_Information shown_
___
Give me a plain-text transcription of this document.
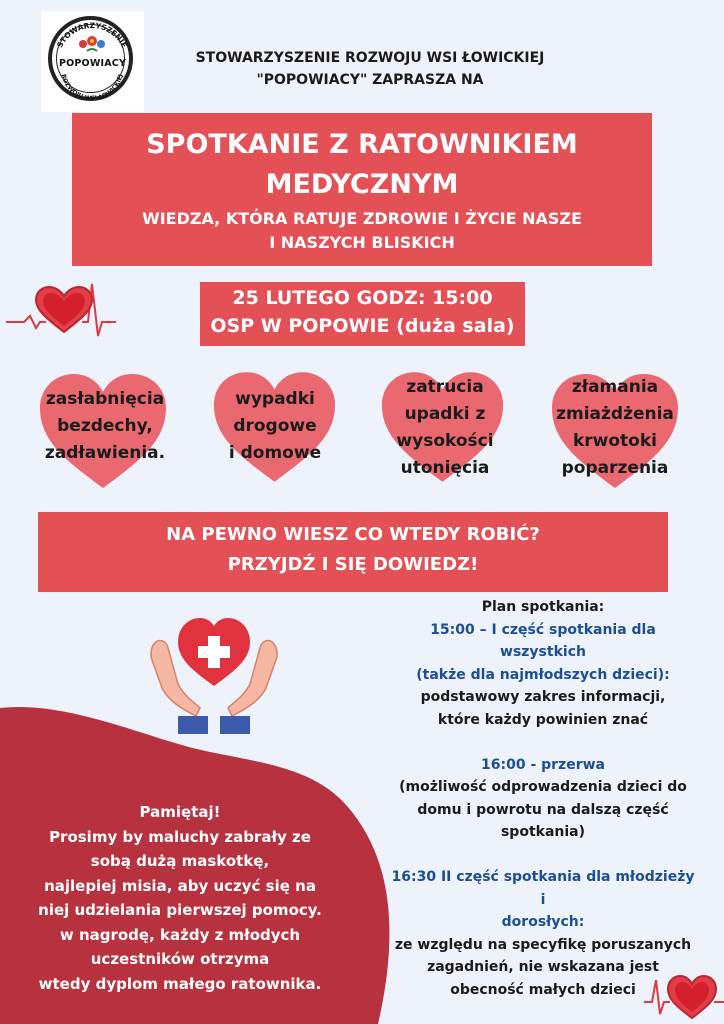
STOWARZYSZENIE
ROZWOJU WSI ŁOWICKIEJ
POPOWIACY	STOWARZYSZENIE ROZWOJU WSI ŁOWICKIEJ
"POPOWIACY" ZAPRASZA NA
SPOTKANIE Z RATOWNIKIEM
MEDYCZNYM
WIEDZA, KTÓRA RATUJE ZDROWIE I ŻYCIE NASZE
I NASZYCH BLISKICH
25 LUTEGO GODZ: 15:00
OSP W POPOWIE (duża sala)
zasłabnięcia
bezdechy,
zadławienia.
wypadki
drogowe
i domowe
zatrucia
upadki z
wysokości
utonięcia
złamania
zmiażdżenia
krwotoki
poparzenia
NA PEWNO WIESZ CO WTEDY ROBIĆ?
PRZYJDŹ I SIĘ DOWIEDZ!
Plan spotkania:
15:00 – I część spotkania dla
wszystkich
(także dla najmłodszych dzieci):
podstawowy zakres informacji,
które każdy powinien znać
16:00 - przerwa
(możliwość odprowadzenia dzieci do
domu i powrotu na dalszą część
spotkania)
16:30 II część spotkania dla młodzieży
i
dorosłych:
ze względu na specyfikę poruszanych
zagadnień, nie wskazana jest
obecność małych dzieci
Pamiętaj!
Prosimy by maluchy zabrały ze
sobą dużą maskotkę,
najlepiej misia, aby uczyć się na
niej udzielania pierwszej pomocy.
w nagrodę, każdy z młodych
uczestników otrzyma
wtedy dyplom małego ratownika.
___
_What needs to be done_
Reproduce every line of the material precisely, omitting its pictures.

_Solution_
Give me a plain-text transcription of this document.
STOWARZYSZENIE
ROZWOJU WSI ŁOWICKIEJ
POPOWIACY	STOWARZYSZENIE ROZWOJU WSI ŁOWICKIEJ
"POPOWIACY" ZAPRASZA NA
SPOTKANIE Z RATOWNIKIEM
MEDYCZNYM
WIEDZA, KTÓRA RATUJE ZDROWIE I ŻYCIE NASZE
I NASZYCH BLISKICH
25 LUTEGO GODZ: 15:00
OSP W POPOWIE (duża sala)
zasłabnięcia
bezdechy,
zadławienia.
wypadki
drogowe
i domowe
zatrucia
upadki z
wysokości
utonięcia
złamania
zmiażdżenia
krwotoki
poparzenia
NA PEWNO WIESZ CO WTEDY ROBIĆ?
PRZYJDŹ I SIĘ DOWIEDZ!
Plan spotkania:
15:00 – I część spotkania dla
wszystkich
(także dla najmłodszych dzieci):
podstawowy zakres informacji,
które każdy powinien znać
16:00 - przerwa
(możliwość odprowadzenia dzieci do
domu i powrotu na dalszą część
spotkania)
16:30 II część spotkania dla młodzieży
i
dorosłych:
ze względu na specyfikę poruszanych
zagadnień, nie wskazana jest
obecność małych dzieci
Pamiętaj!
Prosimy by maluchy zabrały ze
sobą dużą maskotkę,
najlepiej misia, aby uczyć się na
niej udzielania pierwszej pomocy.
w nagrodę, każdy z młodych
uczestników otrzyma
wtedy dyplom małego ratownika.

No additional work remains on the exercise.